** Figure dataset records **
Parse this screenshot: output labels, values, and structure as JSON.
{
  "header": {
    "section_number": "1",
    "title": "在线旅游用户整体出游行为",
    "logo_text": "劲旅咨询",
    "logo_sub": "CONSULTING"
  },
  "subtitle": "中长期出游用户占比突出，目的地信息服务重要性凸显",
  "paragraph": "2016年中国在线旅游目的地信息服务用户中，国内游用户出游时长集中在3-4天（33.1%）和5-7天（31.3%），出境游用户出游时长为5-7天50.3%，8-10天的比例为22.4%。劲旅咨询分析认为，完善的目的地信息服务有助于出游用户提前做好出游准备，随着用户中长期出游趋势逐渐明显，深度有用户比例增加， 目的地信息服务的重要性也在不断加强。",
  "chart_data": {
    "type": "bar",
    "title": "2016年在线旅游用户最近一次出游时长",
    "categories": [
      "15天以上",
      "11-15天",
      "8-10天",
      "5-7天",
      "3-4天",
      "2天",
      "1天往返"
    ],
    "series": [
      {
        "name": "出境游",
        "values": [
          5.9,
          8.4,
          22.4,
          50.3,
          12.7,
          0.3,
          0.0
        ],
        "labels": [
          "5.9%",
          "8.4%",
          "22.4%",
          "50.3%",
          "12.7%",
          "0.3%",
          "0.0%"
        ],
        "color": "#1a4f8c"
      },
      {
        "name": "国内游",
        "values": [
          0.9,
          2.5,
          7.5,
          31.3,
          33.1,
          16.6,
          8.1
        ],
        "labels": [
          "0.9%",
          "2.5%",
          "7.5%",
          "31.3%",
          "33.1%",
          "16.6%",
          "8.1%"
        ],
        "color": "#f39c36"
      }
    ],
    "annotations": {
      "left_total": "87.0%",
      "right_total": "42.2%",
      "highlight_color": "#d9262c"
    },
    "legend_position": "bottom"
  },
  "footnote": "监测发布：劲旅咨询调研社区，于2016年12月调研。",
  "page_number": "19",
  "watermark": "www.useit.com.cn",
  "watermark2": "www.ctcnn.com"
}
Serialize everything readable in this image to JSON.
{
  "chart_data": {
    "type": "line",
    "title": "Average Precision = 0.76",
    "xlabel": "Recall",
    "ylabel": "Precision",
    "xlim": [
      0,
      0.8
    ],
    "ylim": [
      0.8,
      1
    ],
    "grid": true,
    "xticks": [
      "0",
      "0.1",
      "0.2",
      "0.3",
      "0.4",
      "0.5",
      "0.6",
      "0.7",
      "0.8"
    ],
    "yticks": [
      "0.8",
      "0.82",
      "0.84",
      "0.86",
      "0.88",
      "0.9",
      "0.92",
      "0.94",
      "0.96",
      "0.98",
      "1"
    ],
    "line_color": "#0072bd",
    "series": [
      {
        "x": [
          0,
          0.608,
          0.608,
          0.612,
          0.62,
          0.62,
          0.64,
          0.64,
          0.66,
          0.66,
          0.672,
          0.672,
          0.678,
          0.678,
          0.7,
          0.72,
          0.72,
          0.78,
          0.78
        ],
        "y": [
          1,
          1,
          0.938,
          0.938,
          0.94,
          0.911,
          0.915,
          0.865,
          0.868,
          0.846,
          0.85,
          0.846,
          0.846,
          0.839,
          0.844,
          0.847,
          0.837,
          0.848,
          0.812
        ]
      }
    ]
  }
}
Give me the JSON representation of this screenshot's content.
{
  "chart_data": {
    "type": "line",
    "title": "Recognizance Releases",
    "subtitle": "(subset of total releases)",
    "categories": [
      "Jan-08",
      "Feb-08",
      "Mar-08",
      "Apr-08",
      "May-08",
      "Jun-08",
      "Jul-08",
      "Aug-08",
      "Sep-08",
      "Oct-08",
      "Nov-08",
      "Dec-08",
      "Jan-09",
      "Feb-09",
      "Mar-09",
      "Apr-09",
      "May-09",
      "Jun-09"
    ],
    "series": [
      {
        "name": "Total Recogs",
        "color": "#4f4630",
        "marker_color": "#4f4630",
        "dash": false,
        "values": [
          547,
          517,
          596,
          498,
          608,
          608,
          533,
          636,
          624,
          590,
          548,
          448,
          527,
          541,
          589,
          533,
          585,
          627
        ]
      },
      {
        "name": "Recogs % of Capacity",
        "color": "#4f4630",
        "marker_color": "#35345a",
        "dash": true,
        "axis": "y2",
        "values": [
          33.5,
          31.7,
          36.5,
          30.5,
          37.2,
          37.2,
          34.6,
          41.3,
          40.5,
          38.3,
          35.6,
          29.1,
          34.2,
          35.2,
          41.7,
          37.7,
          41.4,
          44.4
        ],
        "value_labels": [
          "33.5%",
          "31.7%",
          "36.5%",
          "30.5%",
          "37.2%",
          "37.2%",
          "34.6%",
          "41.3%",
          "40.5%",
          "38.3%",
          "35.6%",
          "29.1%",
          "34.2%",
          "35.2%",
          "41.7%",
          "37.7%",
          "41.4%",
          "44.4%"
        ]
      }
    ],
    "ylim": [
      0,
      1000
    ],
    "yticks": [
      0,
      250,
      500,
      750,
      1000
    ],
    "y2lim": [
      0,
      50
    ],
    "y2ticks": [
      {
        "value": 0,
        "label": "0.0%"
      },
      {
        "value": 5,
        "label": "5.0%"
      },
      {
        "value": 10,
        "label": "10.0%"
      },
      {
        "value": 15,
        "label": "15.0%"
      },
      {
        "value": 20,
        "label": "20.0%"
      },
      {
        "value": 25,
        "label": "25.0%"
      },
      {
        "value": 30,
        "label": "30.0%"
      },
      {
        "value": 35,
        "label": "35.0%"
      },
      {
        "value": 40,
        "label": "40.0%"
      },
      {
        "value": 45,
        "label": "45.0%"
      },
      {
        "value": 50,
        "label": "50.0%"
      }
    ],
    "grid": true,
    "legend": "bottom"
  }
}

** Description of the task **
Retype every record above exactly as it appears.

** Final result **
Parse this screenshot: output labels, values, and structure as JSON.
{
  "header": {
    "section_number": "1",
    "title": "在线旅游用户整体出游行为",
    "logo_text": "劲旅咨询",
    "logo_sub": "CONSULTING"
  },
  "subtitle": "中长期出游用户占比突出，目的地信息服务重要性凸显",
  "paragraph": "2016年中国在线旅游目的地信息服务用户中，国内游用户出游时长集中在3-4天（33.1%）和5-7天（31.3%），出境游用户出游时长为5-7天50.3%，8-10天的比例为22.4%。劲旅咨询分析认为，完善的目的地信息服务有助于出游用户提前做好出游准备，随着用户中长期出游趋势逐渐明显，深度有用户比例增加， 目的地信息服务的重要性也在不断加强。",
  "chart_data": {
    "type": "bar",
    "title": "2016年在线旅游用户最近一次出游时长",
    "categories": [
      "15天以上",
      "11-15天",
      "8-10天",
      "5-7天",
      "3-4天",
      "2天",
      "1天往返"
    ],
    "series": [
      {
        "name": "出境游",
        "values": [
          5.9,
          8.4,
          22.4,
          50.3,
          12.7,
          0.3,
          0.0
        ],
        "labels": [
          "5.9%",
          "8.4%",
          "22.4%",
          "50.3%",
          "12.7%",
          "0.3%",
          "0.0%"
        ],
        "color": "#1a4f8c"
      },
      {
        "name": "国内游",
        "values": [
          0.9,
          2.5,
          7.5,
          31.3,
          33.1,
          16.6,
          8.1
        ],
        "labels": [
          "0.9%",
          "2.5%",
          "7.5%",
          "31.3%",
          "33.1%",
          "16.6%",
          "8.1%"
        ],
        "color": "#f39c36"
      }
    ],
    "annotations": {
      "left_total": "87.0%",
      "right_total": "42.2%",
      "highlight_color": "#d9262c"
    },
    "legend_position": "bottom"
  },
  "footnote": "监测发布：劲旅咨询调研社区，于2016年12月调研。",
  "page_number": "19",
  "watermark": "www.useit.com.cn",
  "watermark2": "www.ctcnn.com"
}
Serialize everything readable in this image to JSON.
{
  "chart_data": {
    "type": "line",
    "title": "Average Precision = 0.76",
    "xlabel": "Recall",
    "ylabel": "Precision",
    "xlim": [
      0,
      0.8
    ],
    "ylim": [
      0.8,
      1
    ],
    "grid": true,
    "xticks": [
      "0",
      "0.1",
      "0.2",
      "0.3",
      "0.4",
      "0.5",
      "0.6",
      "0.7",
      "0.8"
    ],
    "yticks": [
      "0.8",
      "0.82",
      "0.84",
      "0.86",
      "0.88",
      "0.9",
      "0.92",
      "0.94",
      "0.96",
      "0.98",
      "1"
    ],
    "line_color": "#0072bd",
    "series": [
      {
        "x": [
          0,
          0.608,
          0.608,
          0.612,
          0.62,
          0.62,
          0.64,
          0.64,
          0.66,
          0.66,
          0.672,
          0.672,
          0.678,
          0.678,
          0.7,
          0.72,
          0.72,
          0.78,
          0.78
        ],
        "y": [
          1,
          1,
          0.938,
          0.938,
          0.94,
          0.911,
          0.915,
          0.865,
          0.868,
          0.846,
          0.85,
          0.846,
          0.846,
          0.839,
          0.844,
          0.847,
          0.837,
          0.848,
          0.812
        ]
      }
    ]
  }
}
Give me the JSON representation of this screenshot's content.
{
  "chart_data": {
    "type": "line",
    "title": "Recognizance Releases",
    "subtitle": "(subset of total releases)",
    "categories": [
      "Jan-08",
      "Feb-08",
      "Mar-08",
      "Apr-08",
      "May-08",
      "Jun-08",
      "Jul-08",
      "Aug-08",
      "Sep-08",
      "Oct-08",
      "Nov-08",
      "Dec-08",
      "Jan-09",
      "Feb-09",
      "Mar-09",
      "Apr-09",
      "May-09",
      "Jun-09"
    ],
    "series": [
      {
        "name": "Total Recogs",
        "color": "#4f4630",
        "marker_color": "#4f4630",
        "dash": false,
        "values": [
          547,
          517,
          596,
          498,
          608,
          608,
          533,
          636,
          624,
          590,
          548,
          448,
          527,
          541,
          589,
          533,
          585,
          627
        ]
      },
      {
        "name": "Recogs % of Capacity",
        "color": "#4f4630",
        "marker_color": "#35345a",
        "dash": true,
        "axis": "y2",
        "values": [
          33.5,
          31.7,
          36.5,
          30.5,
          37.2,
          37.2,
          34.6,
          41.3,
          40.5,
          38.3,
          35.6,
          29.1,
          34.2,
          35.2,
          41.7,
          37.7,
          41.4,
          44.4
        ],
        "value_labels": [
          "33.5%",
          "31.7%",
          "36.5%",
          "30.5%",
          "37.2%",
          "37.2%",
          "34.6%",
          "41.3%",
          "40.5%",
          "38.3%",
          "35.6%",
          "29.1%",
          "34.2%",
          "35.2%",
          "41.7%",
          "37.7%",
          "41.4%",
          "44.4%"
        ]
      }
    ],
    "ylim": [
      0,
      1000
    ],
    "yticks": [
      0,
      250,
      500,
      750,
      1000
    ],
    "y2lim": [
      0,
      50
    ],
    "y2ticks": [
      {
        "value": 0,
        "label": "0.0%"
      },
      {
        "value": 5,
        "label": "5.0%"
      },
      {
        "value": 10,
        "label": "10.0%"
      },
      {
        "value": 15,
        "label": "15.0%"
      },
      {
        "value": 20,
        "label": "20.0%"
      },
      {
        "value": 25,
        "label": "25.0%"
      },
      {
        "value": 30,
        "label": "30.0%"
      },
      {
        "value": 35,
        "label": "35.0%"
      },
      {
        "value": 40,
        "label": "40.0%"
      },
      {
        "value": 45,
        "label": "45.0%"
      },
      {
        "value": 50,
        "label": "50.0%"
      }
    ],
    "grid": true,
    "legend": "bottom"
  }
}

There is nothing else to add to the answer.